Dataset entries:
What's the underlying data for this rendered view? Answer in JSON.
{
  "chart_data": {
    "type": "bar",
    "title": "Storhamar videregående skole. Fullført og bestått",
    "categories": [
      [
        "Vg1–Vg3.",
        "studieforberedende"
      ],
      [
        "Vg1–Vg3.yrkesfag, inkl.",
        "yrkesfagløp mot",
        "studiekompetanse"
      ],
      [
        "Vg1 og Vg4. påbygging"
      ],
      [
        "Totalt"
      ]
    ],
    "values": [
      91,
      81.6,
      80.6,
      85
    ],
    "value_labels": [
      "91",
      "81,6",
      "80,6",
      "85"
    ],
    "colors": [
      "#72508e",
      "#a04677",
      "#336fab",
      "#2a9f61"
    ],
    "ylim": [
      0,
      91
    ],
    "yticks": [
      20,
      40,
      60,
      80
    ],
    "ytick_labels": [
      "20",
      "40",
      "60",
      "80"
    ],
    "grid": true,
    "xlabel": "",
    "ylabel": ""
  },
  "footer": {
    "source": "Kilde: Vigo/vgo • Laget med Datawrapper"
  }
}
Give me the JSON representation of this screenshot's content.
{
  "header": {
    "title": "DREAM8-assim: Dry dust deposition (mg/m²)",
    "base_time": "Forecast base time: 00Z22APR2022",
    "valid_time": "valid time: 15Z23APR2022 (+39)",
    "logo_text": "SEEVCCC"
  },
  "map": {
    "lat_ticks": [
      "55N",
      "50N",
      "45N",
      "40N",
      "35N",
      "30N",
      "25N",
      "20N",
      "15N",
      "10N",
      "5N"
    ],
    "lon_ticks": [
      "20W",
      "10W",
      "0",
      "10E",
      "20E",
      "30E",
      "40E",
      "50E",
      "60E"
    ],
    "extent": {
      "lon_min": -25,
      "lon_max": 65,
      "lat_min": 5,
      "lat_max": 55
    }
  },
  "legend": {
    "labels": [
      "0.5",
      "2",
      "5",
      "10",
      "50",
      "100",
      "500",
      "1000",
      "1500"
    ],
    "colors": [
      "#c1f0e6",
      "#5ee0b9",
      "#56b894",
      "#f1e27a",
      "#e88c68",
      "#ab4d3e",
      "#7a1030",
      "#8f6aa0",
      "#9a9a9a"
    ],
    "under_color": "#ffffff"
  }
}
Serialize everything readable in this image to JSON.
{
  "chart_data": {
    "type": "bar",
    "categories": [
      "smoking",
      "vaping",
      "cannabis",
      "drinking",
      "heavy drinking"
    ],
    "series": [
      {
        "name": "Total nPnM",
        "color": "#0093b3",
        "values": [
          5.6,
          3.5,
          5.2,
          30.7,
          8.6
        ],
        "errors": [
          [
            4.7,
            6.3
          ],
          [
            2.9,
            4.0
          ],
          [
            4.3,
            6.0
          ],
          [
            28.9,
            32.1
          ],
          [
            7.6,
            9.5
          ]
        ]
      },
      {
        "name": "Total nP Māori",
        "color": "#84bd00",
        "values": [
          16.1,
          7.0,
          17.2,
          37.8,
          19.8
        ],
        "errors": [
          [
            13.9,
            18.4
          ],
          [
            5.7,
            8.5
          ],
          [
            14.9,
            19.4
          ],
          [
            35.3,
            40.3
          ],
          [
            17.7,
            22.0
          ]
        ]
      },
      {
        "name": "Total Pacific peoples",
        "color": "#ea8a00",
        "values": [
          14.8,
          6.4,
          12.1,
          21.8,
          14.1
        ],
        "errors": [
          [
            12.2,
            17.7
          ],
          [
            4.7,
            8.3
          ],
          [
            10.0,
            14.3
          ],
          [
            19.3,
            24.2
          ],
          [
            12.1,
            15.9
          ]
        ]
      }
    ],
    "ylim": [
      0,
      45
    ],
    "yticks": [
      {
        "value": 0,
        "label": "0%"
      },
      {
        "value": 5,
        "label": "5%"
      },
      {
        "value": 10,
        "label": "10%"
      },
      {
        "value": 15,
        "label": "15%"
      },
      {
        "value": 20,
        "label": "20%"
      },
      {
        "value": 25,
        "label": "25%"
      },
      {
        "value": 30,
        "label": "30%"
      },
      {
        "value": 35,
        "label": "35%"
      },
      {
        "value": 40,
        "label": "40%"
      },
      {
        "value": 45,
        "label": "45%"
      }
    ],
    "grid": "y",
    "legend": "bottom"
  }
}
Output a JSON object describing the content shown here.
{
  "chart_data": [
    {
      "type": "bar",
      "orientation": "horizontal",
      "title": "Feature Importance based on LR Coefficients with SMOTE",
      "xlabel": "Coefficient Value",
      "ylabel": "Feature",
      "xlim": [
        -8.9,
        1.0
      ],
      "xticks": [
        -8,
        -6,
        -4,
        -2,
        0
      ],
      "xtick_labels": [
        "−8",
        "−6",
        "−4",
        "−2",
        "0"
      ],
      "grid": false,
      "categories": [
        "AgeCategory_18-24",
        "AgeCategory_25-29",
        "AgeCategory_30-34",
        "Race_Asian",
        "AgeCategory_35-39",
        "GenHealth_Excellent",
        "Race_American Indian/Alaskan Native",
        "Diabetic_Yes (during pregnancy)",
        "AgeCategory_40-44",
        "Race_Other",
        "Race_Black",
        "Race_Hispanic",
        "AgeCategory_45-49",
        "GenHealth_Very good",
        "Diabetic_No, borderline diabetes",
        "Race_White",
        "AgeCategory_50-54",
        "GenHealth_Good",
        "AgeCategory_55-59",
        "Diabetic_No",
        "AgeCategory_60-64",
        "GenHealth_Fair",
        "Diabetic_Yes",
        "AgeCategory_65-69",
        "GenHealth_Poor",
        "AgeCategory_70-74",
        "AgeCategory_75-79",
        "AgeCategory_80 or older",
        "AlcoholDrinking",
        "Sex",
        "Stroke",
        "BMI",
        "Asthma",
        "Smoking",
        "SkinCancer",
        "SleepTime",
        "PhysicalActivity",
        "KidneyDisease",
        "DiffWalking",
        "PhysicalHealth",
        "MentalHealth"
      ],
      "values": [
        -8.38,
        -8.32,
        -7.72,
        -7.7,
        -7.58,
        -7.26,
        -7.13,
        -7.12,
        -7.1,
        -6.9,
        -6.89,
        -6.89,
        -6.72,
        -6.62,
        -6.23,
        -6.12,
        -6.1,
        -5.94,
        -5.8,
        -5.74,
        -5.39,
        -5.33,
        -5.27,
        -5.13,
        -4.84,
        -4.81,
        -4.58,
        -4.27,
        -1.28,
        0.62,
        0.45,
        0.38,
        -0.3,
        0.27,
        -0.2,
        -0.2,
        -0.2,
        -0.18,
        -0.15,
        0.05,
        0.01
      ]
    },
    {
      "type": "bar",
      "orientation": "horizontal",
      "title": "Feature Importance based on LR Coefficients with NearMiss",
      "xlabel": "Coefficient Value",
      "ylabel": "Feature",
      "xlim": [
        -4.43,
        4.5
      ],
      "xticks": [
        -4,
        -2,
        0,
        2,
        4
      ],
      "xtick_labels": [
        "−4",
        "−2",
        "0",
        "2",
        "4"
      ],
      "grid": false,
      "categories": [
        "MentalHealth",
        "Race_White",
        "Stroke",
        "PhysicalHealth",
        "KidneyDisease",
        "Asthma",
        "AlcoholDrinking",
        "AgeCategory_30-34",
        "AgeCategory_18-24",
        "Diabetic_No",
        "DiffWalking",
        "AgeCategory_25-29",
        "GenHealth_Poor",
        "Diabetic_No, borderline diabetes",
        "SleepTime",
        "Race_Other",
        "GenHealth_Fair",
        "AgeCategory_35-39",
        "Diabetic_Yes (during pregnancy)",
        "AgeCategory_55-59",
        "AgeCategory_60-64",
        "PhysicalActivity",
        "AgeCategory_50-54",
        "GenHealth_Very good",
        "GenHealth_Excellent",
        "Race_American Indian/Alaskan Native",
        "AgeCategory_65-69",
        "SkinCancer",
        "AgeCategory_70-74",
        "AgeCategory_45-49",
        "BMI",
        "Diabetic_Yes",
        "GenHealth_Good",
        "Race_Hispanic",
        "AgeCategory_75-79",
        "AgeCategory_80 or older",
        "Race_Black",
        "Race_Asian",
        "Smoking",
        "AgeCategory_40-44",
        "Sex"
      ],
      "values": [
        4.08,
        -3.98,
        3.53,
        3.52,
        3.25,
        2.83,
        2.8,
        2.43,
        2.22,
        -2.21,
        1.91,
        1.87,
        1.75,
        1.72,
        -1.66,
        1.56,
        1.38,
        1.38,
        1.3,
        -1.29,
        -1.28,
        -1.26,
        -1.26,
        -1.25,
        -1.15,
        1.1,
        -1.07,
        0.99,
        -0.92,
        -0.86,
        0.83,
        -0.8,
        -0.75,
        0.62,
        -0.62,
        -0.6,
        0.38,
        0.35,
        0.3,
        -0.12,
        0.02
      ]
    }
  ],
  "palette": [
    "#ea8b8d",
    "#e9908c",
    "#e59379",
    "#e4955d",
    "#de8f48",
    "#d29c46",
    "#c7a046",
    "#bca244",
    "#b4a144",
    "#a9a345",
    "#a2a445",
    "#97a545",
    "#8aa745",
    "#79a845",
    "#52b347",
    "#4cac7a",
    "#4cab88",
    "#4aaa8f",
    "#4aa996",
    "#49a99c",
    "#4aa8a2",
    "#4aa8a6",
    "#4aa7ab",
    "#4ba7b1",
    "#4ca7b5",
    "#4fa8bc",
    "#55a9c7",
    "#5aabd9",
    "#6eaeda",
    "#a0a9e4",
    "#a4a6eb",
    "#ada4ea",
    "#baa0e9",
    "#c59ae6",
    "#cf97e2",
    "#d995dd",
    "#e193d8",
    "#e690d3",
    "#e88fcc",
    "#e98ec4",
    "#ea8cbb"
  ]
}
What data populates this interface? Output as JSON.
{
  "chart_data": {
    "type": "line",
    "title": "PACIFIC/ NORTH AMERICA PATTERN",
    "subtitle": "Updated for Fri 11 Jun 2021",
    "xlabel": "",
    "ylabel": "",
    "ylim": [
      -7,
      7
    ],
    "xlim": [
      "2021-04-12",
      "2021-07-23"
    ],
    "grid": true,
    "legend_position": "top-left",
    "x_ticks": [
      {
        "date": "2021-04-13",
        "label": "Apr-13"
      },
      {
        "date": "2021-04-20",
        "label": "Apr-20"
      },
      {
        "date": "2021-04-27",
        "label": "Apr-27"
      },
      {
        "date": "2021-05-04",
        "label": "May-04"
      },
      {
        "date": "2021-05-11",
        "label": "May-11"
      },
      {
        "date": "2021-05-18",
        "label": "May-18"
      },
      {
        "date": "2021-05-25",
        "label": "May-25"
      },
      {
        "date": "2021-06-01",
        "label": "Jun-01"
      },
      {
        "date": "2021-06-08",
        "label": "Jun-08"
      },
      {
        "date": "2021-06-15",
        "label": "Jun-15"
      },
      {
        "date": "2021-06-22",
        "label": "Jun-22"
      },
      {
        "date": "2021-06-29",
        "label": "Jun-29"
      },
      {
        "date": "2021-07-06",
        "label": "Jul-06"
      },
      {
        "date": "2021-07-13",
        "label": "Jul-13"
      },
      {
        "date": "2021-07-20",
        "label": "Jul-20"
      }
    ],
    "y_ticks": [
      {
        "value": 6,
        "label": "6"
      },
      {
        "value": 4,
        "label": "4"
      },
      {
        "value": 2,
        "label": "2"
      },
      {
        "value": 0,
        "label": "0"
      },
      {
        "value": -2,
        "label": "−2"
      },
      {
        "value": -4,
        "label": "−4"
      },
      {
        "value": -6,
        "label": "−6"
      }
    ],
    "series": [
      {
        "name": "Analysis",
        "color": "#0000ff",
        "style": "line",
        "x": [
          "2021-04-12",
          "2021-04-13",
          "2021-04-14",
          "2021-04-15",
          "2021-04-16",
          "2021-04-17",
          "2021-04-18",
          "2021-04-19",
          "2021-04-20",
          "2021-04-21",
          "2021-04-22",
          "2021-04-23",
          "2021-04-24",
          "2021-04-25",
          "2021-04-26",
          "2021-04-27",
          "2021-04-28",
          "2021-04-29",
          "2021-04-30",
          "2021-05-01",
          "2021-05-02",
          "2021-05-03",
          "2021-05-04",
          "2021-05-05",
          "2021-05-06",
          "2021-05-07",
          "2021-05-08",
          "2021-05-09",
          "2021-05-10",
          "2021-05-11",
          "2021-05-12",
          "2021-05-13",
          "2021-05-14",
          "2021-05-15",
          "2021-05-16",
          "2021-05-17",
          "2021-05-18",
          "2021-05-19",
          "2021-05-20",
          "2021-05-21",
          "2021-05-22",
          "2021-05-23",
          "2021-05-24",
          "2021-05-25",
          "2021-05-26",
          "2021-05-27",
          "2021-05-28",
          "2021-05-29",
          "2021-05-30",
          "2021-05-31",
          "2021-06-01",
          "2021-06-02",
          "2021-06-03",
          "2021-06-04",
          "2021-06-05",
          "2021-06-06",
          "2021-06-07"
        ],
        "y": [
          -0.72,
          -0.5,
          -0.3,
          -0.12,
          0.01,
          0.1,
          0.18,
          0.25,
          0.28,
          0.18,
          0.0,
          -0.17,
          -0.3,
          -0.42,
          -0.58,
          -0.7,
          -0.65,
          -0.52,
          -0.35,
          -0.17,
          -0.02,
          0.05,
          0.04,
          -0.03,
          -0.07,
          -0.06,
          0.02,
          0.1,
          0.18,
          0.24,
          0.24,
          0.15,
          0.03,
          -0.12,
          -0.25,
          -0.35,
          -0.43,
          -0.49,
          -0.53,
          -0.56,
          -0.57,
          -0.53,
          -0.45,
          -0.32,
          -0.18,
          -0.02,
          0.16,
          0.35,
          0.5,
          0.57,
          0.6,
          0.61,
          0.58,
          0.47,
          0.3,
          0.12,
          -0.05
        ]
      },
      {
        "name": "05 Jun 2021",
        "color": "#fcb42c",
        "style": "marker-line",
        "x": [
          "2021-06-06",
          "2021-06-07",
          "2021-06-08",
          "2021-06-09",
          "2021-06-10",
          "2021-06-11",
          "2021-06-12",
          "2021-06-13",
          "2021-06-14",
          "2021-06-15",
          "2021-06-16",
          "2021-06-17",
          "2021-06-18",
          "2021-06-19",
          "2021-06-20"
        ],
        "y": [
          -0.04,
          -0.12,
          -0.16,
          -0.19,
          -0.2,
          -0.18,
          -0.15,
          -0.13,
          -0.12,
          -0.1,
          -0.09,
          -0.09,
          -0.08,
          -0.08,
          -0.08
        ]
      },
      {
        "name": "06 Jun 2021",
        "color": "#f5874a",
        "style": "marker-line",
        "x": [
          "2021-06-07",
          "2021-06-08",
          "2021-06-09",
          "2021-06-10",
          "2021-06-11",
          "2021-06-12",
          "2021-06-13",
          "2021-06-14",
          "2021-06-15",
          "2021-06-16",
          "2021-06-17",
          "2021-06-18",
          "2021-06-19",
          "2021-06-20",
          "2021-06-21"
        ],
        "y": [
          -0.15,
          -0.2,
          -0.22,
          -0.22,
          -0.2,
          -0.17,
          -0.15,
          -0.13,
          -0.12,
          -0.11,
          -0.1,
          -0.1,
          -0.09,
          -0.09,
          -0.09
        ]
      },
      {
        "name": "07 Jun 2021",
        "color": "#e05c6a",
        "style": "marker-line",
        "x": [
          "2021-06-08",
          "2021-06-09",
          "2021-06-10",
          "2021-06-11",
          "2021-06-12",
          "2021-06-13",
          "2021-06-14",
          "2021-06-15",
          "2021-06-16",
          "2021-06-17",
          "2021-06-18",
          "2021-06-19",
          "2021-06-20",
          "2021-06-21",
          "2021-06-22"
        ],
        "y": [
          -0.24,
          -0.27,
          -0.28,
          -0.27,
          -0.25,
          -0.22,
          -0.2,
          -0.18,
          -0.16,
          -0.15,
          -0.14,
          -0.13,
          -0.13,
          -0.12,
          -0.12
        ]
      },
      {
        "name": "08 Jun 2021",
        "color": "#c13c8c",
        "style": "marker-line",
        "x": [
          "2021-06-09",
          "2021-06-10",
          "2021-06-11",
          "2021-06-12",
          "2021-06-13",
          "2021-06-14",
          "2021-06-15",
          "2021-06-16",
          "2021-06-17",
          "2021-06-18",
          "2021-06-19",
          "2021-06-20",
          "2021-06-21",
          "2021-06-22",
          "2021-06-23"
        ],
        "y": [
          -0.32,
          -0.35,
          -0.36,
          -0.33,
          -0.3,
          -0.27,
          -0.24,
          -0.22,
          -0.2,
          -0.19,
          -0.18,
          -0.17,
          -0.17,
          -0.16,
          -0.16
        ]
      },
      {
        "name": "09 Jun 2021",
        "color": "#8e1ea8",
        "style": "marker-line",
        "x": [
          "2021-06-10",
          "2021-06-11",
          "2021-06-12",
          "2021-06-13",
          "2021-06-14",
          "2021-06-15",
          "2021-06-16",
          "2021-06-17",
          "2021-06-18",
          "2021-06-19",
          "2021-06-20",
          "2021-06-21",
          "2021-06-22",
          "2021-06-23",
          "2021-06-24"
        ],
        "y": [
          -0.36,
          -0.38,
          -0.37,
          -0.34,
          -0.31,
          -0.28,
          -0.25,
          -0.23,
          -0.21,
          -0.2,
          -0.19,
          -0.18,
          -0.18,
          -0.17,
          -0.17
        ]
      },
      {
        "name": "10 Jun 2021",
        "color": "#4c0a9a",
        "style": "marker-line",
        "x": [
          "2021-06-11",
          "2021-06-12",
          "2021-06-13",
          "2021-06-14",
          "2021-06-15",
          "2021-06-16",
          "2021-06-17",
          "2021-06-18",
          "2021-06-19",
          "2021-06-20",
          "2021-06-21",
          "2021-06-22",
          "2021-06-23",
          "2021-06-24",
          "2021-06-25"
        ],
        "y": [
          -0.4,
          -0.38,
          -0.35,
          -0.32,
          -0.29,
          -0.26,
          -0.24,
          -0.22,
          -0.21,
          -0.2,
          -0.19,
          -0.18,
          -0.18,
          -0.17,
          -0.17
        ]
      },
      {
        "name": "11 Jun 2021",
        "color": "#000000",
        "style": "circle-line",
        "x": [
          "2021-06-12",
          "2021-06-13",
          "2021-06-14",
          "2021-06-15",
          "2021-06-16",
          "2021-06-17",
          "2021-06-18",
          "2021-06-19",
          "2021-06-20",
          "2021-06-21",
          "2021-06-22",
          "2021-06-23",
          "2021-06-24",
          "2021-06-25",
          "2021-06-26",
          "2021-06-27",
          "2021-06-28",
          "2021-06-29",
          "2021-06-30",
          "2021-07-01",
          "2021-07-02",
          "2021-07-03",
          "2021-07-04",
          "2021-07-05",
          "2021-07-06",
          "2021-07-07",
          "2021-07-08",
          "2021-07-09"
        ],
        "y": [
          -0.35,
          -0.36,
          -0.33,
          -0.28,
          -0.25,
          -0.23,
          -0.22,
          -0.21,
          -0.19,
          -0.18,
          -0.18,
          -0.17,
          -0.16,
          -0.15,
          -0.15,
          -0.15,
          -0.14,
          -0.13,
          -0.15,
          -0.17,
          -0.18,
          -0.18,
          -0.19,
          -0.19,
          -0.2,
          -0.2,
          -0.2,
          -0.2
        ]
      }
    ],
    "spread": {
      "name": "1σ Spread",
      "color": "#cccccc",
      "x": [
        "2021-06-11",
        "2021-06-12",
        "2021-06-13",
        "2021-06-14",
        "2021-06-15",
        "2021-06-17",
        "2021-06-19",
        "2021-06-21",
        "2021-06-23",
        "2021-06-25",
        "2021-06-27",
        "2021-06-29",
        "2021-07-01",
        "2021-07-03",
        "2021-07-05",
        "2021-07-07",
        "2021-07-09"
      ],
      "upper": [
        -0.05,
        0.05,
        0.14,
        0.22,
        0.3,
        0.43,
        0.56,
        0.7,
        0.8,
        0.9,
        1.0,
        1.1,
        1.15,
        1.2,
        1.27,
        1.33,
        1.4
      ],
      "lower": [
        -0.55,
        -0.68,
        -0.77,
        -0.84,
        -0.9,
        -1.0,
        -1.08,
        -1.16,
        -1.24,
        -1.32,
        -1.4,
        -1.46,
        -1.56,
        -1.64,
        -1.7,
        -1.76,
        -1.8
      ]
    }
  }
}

What is required |
Of the lines in this material, state how many hold the string "Importance". Write no other words.

Answer for this exercise |
2